MATERIAL FOR THE TASK ▸
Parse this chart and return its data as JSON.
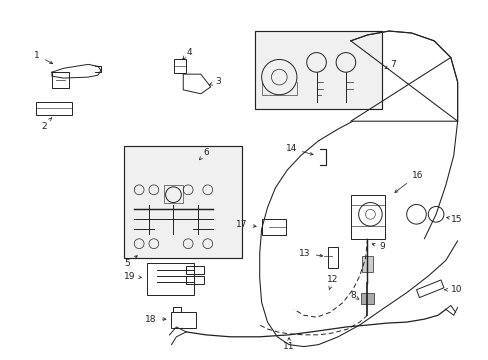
{
  "bg_color": "#ffffff",
  "lc": "#222222",
  "lw": 0.7,
  "fs": 6.5,
  "fig_w": 4.89,
  "fig_h": 3.6,
  "dpi": 100
}
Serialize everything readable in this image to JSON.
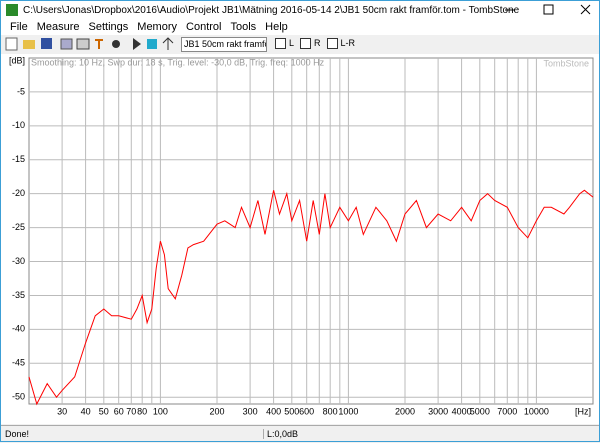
{
  "window": {
    "title": "C:\\Users\\Jonas\\Dropbox\\2016\\Audio\\Projekt JB1\\Mätning 2016-05-14 2\\JB1 50cm rakt framför.tom - TombStone"
  },
  "menu": [
    "File",
    "Measure",
    "Settings",
    "Memory",
    "Control",
    "Tools",
    "Help"
  ],
  "toolbar": {
    "name_field": "JB1 50cm rakt framför",
    "checkboxes": [
      "L",
      "R",
      "L-R"
    ]
  },
  "status": {
    "left": "Done!",
    "level": "L:0,0dB"
  },
  "chart_data": {
    "type": "line",
    "subtitle": "Smoothing: 10 Hz, Swp dur: 18 s, Trig. level: -30,0 dB, Trig. freq: 1000 Hz",
    "watermark": "TombStone",
    "y_label": "[dB]",
    "x_label": "[Hz]",
    "log_x": true,
    "grid": true,
    "xlim": [
      20,
      20000
    ],
    "ylim": [
      -51,
      0
    ],
    "yticks": [
      -5,
      -10,
      -15,
      -20,
      -25,
      -30,
      -35,
      -40,
      -45,
      -50
    ],
    "xticks": [
      30,
      40,
      50,
      60,
      70,
      80,
      100,
      200,
      300,
      400,
      500,
      600,
      800,
      1000,
      2000,
      3000,
      4000,
      5000,
      7000,
      10000
    ],
    "xminor": [
      90,
      700,
      900,
      6000,
      8000,
      9000
    ],
    "series": [
      {
        "name": "L",
        "color": "#ff0000",
        "x": [
          20,
          22,
          25,
          28,
          30,
          35,
          40,
          45,
          50,
          55,
          60,
          70,
          75,
          80,
          85,
          90,
          95,
          100,
          105,
          110,
          120,
          130,
          140,
          150,
          170,
          200,
          220,
          250,
          270,
          300,
          330,
          360,
          400,
          430,
          470,
          500,
          550,
          600,
          650,
          700,
          750,
          800,
          900,
          1000,
          1100,
          1200,
          1400,
          1600,
          1800,
          2000,
          2300,
          2600,
          3000,
          3500,
          4000,
          4500,
          5000,
          5500,
          6000,
          7000,
          8000,
          9000,
          10000,
          11000,
          12000,
          14000,
          15000,
          17000,
          18000,
          20000
        ],
        "values": [
          -47,
          -51,
          -48,
          -50,
          -49,
          -47,
          -42,
          -38,
          -37,
          -38,
          -38,
          -38.5,
          -37,
          -35,
          -39,
          -37,
          -31,
          -27,
          -29,
          -34,
          -35.5,
          -32,
          -28,
          -27.5,
          -27,
          -24.5,
          -24,
          -25,
          -22,
          -25,
          -21,
          -26,
          -19.5,
          -23,
          -20,
          -24,
          -21,
          -27,
          -21,
          -26,
          -20,
          -25,
          -22,
          -24,
          -22,
          -26,
          -22,
          -24,
          -27,
          -23,
          -21,
          -25,
          -23,
          -24,
          -22,
          -24,
          -21,
          -20,
          -21,
          -22,
          -25,
          -26.5,
          -24,
          -22,
          -22,
          -23,
          -22,
          -20,
          -19.5,
          -20.5
        ]
      }
    ]
  }
}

WHAT YOU HAVE TO DO ▸
Pull out every line in the data above that has the word "this".

ANSWER ▸
Parse this chart and return its data as JSON.
Serialize everything readable in this image to JSON.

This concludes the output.